==== SOURCE RECORDS ====
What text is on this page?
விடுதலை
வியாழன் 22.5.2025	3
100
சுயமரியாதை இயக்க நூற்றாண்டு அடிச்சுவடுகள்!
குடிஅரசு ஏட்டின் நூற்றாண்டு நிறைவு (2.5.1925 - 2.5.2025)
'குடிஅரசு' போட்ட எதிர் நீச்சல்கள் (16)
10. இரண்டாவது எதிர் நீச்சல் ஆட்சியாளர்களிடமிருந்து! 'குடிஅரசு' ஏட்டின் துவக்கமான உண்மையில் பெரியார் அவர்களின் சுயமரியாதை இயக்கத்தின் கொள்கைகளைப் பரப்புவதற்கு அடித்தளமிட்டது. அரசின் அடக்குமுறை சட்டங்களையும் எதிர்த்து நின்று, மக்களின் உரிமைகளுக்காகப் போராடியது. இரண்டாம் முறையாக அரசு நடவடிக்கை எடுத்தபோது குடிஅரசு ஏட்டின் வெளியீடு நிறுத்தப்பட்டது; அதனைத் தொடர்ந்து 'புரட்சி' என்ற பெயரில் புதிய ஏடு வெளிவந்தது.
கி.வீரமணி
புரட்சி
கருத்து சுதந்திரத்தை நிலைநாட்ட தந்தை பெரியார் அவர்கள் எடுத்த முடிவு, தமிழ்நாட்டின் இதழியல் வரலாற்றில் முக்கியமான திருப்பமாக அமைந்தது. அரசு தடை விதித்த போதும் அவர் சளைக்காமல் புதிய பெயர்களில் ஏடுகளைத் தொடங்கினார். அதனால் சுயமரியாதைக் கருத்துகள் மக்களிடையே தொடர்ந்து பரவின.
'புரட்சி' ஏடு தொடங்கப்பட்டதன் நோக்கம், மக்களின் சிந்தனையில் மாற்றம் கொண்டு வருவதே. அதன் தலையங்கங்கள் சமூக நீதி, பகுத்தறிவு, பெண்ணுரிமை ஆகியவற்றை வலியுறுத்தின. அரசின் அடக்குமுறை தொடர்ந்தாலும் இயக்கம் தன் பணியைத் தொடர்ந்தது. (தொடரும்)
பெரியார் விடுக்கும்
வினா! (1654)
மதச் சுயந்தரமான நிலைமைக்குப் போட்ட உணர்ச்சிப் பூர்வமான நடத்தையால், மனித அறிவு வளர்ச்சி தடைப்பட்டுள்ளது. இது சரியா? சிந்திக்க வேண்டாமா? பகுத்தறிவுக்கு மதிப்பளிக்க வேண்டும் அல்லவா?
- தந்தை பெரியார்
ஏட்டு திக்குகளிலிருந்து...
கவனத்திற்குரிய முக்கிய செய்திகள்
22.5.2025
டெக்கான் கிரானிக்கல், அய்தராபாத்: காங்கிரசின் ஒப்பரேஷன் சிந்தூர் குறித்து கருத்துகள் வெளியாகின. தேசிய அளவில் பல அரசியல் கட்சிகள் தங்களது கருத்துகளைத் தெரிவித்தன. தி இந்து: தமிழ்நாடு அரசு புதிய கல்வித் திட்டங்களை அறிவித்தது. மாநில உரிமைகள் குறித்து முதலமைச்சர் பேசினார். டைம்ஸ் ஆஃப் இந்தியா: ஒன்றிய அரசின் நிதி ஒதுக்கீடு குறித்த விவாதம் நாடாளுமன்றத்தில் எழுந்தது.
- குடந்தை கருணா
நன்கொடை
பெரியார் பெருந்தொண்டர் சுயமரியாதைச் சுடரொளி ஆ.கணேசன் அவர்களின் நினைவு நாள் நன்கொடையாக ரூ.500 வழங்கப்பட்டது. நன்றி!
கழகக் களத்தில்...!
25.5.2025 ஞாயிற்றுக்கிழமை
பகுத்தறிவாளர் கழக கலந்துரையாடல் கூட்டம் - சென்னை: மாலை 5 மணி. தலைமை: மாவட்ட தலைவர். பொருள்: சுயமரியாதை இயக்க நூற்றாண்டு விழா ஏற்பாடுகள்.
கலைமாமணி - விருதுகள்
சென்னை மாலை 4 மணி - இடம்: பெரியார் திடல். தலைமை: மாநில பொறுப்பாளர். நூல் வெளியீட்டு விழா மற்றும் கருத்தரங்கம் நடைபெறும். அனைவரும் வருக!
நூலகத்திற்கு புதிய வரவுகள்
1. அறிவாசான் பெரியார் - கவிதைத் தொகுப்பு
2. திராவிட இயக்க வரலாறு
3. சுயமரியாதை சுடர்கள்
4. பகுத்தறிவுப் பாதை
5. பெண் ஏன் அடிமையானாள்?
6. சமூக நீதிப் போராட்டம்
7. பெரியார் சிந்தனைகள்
====
==== SOURCE RECORDS ====
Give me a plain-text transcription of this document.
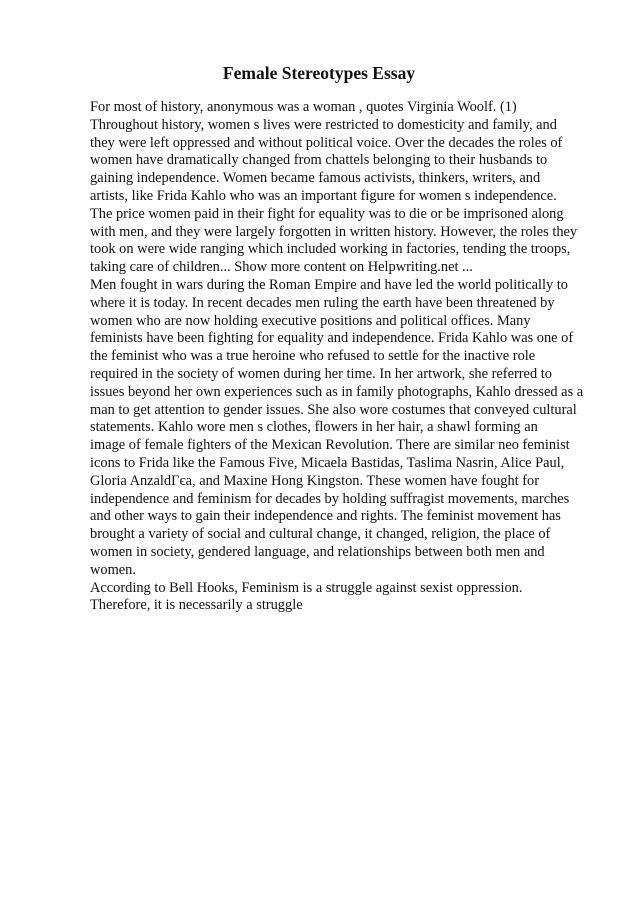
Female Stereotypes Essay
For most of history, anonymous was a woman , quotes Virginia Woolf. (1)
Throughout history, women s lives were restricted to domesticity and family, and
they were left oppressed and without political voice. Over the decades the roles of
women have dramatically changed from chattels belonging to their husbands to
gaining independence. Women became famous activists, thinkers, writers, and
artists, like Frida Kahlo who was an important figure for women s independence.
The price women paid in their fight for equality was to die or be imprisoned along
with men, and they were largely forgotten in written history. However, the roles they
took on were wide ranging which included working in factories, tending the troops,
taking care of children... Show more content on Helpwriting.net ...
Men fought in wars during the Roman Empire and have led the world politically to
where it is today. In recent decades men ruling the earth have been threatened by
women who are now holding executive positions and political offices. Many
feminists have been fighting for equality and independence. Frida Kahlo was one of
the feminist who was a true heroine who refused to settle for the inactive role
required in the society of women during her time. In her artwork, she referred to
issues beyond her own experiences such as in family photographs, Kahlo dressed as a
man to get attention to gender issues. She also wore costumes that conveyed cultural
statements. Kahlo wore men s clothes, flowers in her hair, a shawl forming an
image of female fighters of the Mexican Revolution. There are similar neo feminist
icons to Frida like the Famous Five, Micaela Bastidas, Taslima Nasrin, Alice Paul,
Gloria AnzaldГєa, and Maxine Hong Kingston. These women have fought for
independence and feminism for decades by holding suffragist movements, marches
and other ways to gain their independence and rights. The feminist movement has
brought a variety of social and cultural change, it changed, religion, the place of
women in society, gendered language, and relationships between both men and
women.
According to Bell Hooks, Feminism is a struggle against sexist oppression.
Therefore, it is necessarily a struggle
====
Determine how many lines of this listing contain "struggle", and give only the number.

2